**AIM OF THE TASK**
Examine each line of the data. Copy those that contain the string "infectious".

**MATERIAL SUPPLIED**
○ ○ ○ ○ ○ ○ ○

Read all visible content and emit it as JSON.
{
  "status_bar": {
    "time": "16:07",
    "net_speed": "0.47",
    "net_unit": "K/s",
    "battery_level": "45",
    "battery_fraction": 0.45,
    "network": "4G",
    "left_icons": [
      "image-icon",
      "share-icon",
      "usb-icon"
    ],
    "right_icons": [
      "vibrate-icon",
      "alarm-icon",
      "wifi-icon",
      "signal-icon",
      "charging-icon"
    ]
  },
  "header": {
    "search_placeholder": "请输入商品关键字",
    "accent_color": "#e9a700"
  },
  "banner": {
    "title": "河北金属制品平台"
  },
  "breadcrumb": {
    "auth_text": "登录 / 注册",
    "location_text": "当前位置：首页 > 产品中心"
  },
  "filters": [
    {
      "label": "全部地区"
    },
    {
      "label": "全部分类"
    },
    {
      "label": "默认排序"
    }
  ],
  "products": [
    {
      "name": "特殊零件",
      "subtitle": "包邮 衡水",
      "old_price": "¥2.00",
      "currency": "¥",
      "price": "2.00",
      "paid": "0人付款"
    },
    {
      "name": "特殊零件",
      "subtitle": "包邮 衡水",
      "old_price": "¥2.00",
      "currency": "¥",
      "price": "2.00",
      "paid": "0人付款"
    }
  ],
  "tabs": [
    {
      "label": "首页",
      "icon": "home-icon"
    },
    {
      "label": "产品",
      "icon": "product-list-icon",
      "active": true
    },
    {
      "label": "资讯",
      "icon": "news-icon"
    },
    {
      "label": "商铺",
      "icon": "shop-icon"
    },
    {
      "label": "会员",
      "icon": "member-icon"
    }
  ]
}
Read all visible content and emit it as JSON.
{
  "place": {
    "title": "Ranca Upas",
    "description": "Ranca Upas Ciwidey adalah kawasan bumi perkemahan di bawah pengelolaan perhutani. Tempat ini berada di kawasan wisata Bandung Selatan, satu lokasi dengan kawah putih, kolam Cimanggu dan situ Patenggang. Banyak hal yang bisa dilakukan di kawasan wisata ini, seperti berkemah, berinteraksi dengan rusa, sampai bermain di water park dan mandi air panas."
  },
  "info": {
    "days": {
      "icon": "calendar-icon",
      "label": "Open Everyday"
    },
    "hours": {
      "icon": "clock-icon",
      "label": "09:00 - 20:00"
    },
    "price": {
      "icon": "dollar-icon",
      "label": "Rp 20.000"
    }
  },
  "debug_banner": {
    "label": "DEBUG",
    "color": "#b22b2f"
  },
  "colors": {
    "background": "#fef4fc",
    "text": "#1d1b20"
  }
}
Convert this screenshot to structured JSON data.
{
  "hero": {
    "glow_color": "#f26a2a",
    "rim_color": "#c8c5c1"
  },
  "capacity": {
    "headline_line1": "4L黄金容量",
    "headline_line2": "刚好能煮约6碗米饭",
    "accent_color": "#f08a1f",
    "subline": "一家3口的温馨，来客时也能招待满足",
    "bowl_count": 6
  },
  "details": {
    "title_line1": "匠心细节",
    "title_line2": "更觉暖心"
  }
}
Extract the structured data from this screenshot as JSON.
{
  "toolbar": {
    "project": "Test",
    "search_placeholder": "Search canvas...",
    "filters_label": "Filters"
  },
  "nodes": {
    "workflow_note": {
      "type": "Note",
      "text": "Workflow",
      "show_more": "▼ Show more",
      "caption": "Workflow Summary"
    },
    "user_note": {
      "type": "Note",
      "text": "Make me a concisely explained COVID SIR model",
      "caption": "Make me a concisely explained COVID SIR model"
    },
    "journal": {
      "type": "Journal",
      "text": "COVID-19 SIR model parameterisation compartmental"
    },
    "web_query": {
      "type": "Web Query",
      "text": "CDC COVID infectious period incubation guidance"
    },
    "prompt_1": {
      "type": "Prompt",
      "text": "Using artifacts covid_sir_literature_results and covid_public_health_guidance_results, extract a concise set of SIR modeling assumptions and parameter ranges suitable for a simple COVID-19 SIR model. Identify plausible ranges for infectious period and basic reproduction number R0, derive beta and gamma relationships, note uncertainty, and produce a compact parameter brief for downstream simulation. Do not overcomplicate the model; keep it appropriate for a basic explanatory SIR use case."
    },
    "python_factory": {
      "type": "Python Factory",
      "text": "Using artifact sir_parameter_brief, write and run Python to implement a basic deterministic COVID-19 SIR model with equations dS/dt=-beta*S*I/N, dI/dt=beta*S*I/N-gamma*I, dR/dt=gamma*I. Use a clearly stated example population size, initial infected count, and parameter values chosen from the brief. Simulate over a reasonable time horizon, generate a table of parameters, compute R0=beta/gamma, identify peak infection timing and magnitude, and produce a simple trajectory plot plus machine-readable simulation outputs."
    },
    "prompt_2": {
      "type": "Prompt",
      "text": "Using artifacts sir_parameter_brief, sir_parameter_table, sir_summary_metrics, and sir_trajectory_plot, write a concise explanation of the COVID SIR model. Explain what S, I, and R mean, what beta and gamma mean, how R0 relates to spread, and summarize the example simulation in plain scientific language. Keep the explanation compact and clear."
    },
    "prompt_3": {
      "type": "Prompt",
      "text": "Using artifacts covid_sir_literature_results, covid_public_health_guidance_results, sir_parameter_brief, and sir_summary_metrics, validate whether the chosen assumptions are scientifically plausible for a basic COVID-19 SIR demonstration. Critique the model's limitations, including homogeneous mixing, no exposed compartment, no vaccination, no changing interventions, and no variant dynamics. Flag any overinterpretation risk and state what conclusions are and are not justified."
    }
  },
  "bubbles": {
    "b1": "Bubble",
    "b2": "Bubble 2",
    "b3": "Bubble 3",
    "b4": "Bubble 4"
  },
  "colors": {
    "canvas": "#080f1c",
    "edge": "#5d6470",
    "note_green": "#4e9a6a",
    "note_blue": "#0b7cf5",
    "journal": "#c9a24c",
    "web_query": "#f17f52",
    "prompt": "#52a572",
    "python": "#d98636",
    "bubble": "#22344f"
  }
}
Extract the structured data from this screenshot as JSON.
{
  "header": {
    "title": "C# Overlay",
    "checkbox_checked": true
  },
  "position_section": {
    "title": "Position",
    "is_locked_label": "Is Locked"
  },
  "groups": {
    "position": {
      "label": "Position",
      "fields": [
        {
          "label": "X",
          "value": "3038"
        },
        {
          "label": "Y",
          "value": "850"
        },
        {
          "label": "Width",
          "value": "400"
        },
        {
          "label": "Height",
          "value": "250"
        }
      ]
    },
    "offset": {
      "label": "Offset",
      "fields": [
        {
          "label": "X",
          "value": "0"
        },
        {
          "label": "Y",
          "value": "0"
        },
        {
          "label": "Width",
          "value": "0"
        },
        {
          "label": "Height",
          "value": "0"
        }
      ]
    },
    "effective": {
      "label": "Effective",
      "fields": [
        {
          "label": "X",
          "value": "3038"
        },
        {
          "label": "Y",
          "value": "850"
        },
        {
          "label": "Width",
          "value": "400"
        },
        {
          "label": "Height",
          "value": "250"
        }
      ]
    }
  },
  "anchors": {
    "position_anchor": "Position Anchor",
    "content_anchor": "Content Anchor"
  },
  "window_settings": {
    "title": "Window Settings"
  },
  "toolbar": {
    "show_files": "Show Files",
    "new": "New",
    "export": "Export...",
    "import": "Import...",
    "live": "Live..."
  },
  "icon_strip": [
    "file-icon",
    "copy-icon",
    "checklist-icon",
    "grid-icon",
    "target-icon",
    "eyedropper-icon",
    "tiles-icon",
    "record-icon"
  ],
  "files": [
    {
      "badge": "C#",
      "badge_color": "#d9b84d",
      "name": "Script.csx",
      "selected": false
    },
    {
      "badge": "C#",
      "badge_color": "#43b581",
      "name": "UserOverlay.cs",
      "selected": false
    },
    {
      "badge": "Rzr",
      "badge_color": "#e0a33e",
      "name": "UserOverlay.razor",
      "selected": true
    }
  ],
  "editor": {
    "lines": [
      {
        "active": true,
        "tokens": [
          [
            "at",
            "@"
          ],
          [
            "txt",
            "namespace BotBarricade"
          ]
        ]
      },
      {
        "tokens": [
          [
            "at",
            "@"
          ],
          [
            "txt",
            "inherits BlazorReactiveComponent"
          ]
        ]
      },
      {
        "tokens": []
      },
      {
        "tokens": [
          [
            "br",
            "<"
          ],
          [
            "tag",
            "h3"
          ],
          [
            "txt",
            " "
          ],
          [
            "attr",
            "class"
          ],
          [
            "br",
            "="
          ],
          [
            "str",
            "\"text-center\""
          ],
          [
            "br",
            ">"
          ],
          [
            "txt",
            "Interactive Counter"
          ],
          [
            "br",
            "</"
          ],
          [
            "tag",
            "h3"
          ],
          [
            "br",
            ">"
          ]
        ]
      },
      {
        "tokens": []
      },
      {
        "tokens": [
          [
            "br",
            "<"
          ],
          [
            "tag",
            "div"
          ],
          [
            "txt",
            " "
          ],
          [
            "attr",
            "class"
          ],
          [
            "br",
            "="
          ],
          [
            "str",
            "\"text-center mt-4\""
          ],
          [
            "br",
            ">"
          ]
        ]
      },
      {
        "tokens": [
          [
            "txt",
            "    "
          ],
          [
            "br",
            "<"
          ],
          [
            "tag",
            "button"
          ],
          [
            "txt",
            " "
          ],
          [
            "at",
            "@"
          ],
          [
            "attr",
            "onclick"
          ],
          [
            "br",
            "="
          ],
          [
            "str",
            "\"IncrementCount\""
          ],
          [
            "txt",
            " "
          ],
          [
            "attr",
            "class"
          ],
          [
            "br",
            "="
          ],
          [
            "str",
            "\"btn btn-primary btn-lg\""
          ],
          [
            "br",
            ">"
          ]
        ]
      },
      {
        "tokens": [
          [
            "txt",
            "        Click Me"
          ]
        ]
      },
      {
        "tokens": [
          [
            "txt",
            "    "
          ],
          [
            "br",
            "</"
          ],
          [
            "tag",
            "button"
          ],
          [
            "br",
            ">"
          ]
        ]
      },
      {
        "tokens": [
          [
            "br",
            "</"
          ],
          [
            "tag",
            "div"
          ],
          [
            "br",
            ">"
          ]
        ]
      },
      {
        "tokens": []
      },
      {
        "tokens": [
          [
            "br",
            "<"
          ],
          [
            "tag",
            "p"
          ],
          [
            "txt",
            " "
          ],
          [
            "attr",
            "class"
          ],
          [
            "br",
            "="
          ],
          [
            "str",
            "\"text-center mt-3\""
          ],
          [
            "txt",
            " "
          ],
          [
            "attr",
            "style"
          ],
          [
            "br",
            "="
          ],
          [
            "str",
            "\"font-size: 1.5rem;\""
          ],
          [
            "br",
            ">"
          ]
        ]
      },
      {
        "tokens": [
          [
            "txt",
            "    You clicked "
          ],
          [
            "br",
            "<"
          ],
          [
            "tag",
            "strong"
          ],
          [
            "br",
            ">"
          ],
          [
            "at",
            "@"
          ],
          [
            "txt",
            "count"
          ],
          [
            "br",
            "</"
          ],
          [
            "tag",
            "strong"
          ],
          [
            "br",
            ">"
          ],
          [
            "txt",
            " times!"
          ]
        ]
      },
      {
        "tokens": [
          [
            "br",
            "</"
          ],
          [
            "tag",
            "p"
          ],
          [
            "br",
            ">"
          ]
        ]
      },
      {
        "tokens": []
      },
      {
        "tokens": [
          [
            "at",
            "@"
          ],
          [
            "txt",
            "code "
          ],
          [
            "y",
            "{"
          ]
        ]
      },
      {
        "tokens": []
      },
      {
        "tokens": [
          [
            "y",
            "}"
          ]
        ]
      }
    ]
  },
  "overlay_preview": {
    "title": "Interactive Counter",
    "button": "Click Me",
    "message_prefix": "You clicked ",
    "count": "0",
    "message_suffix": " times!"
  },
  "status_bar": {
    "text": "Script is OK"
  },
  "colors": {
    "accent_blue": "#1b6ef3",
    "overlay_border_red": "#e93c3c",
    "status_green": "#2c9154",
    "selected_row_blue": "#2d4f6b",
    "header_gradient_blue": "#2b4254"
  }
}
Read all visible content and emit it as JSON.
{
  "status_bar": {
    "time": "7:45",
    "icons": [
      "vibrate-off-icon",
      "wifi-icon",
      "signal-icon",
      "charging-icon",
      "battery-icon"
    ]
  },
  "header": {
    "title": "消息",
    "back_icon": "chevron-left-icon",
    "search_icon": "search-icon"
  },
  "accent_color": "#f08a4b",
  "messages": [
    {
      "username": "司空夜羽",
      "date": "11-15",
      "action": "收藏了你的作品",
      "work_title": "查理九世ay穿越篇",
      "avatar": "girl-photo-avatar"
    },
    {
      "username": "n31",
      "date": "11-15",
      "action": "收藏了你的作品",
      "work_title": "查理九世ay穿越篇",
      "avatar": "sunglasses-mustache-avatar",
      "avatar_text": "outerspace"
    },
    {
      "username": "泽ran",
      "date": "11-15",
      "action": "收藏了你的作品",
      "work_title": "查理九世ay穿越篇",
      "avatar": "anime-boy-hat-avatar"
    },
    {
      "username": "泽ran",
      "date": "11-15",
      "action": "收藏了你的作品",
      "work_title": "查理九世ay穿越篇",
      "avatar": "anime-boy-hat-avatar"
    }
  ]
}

○ ○ ○ ○ ○ ○ ○

**RESULT OF THE TASK**
      "text": "CDC COVID infectious period incubation guidance"
      "text": "Using artifacts covid_sir_literature_results and covid_public_health_guidance_results, extract a concise set of SIR modeling assumptions and parameter ranges suitable for a simple COVID-19 SIR model. Identify plausible ranges for infectious period and basic reproduction number R0, derive beta and gamma relationships, note uncertainty, and produce a compact parameter brief for downstream simulation. Do not overcomplicate the model; keep it appropriate for a basic explanatory SIR use case."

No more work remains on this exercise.